# What the task requires:
Can you repeat the stretch of the V-22 wake intrusion text from "Had TR-65 been" through "the lead aircraft." word for word?


    Following the 2000 crash at Marana in which uncommanded roll due to wake intrusion was a possible contributing cause, I recruited Professor Gordon Leishman, one of the world’s top rotorcraft scientists, to investigate the phenomenon using numerical simulation. The result of these calculations clearly indicated that V-22 rotor wake intrusion could be a serious hazard to V-22 because of the side-by-side design. Based on these concerns, I succeeded in resurrecting the issue with DOT&E and the Director demanded that a test and evaluation program be designed and executed to quantify the seriousness of the phenomenon.

    This test and evaluation program, known as Test Request 65 (TR-65), was designed by DOT&E, Bell-Boeing and the USMC. The TR-65 document, dated 9 June 2000, described over 23 pages of test sequences to be performed to evaluate proprotor wake interactions in the V-22. Eighteen months later, TR-65 was scrapped based on the then current flight experience in which no uncommanded rolls were experienced in the aircraft during formation flight. Based on a strong Bell-Boeing and USMC push to dismiss a “non-issue”, DOT&E acquiesced and TR-65 was never completed. As a consequence, the CV-22 Flight Manual, known as the “Dash-1”, contains only minor guidance in Section V (Operating Limitations) on formation flight position to avoid wake intrusion.

    Had TR-65 been executed to completion, the uncontrollable rolls experienced by V-22 when intruding into another V-22 wake would have clearly been demonstrated along with the dangers of the phenomenon. The entire text from Section V of the Dash-1 regarding formation flight limitations is as follows:

    FORMATION FLIGHT LIMITATIONS
    1. VTOL/CONV mode formation flying requires a
    minimum cockpit-to-cockpit 250 ft separation and 25 ft
    step up; step up is to be maintained all the way to landing.
    The requirement for step up is designed to prevent
    asymmetric wake interactions caused when one rotor
    on the trail aircraft encounters the wake of the lead aircraft.

    2. During APLN mode formation flight, maintain a
    minimum cockpit-to-cockpit separation of 250 ft along
    the bearing line. With less than 50 ft step up/down,
    avoid lead aircrafts’ 5-7 O’clock.

    There are “Cautions” or “Warnings” throughout the Dash-1 concerning serious flight safety issues in various phases of flight but none on wake intrusion – a phenomenon that can result in an uncontrollable roll and consequent crash. This would certainly seem to warrant a “Caution” or a “Warning” within the Flight Manual. As a consequence of the nonexistent TR-65 test results, the Dash-1 seriously underplays the significance of wake intrusion in V-22.

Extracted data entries
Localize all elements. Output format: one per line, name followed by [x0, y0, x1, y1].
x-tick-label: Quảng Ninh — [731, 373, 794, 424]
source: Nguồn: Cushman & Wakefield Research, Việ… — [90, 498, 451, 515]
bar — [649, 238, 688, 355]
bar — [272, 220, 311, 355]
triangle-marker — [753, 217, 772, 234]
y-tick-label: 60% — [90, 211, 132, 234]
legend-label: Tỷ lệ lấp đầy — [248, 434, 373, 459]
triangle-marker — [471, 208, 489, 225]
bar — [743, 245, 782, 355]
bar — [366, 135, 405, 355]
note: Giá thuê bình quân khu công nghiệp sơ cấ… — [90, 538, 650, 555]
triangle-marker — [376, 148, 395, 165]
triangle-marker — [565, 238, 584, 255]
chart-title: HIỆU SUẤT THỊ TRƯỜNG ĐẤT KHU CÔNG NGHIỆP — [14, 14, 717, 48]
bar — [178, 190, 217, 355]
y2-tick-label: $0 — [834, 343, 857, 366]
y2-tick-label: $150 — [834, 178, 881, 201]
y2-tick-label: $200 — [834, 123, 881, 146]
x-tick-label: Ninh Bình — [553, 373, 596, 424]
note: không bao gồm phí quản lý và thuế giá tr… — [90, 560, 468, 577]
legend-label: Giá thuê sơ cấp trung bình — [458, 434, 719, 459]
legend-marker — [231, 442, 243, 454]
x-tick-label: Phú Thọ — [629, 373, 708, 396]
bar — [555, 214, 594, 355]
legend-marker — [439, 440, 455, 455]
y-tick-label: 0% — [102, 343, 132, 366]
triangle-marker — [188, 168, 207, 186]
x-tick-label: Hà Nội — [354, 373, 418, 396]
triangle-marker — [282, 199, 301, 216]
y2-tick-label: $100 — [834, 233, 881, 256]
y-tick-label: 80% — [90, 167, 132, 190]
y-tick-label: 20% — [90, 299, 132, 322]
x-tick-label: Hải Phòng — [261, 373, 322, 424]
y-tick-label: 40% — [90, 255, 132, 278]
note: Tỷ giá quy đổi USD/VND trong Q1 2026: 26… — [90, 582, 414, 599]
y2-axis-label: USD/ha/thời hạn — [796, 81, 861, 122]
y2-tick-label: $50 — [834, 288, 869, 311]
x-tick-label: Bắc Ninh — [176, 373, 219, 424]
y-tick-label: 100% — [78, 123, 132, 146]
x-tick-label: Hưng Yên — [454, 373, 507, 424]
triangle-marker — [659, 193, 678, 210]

# Completed exercise:
Had TR-65 been executed to completion, the uncontrollable rolls experienced by V-22 when intruding into another V-22 wake would have clearly been demonstrated along with the dangers of the phenomenon. The entire text from Section V of the Dash-1 regarding formation flight limitations is as follows:

    FORMATION FLIGHT LIMITATIONS
    1. VTOL/CONV mode formation flying requires a
    minimum cockpit-to-cockpit 250 ft separation and 25 ft
    step up; step up is to be maintained all the way to landing.
    The requirement for step up is designed to prevent
    asymmetric wake interactions caused when one rotor
    on the trail aircraft encounters the wake of the lead aircraft.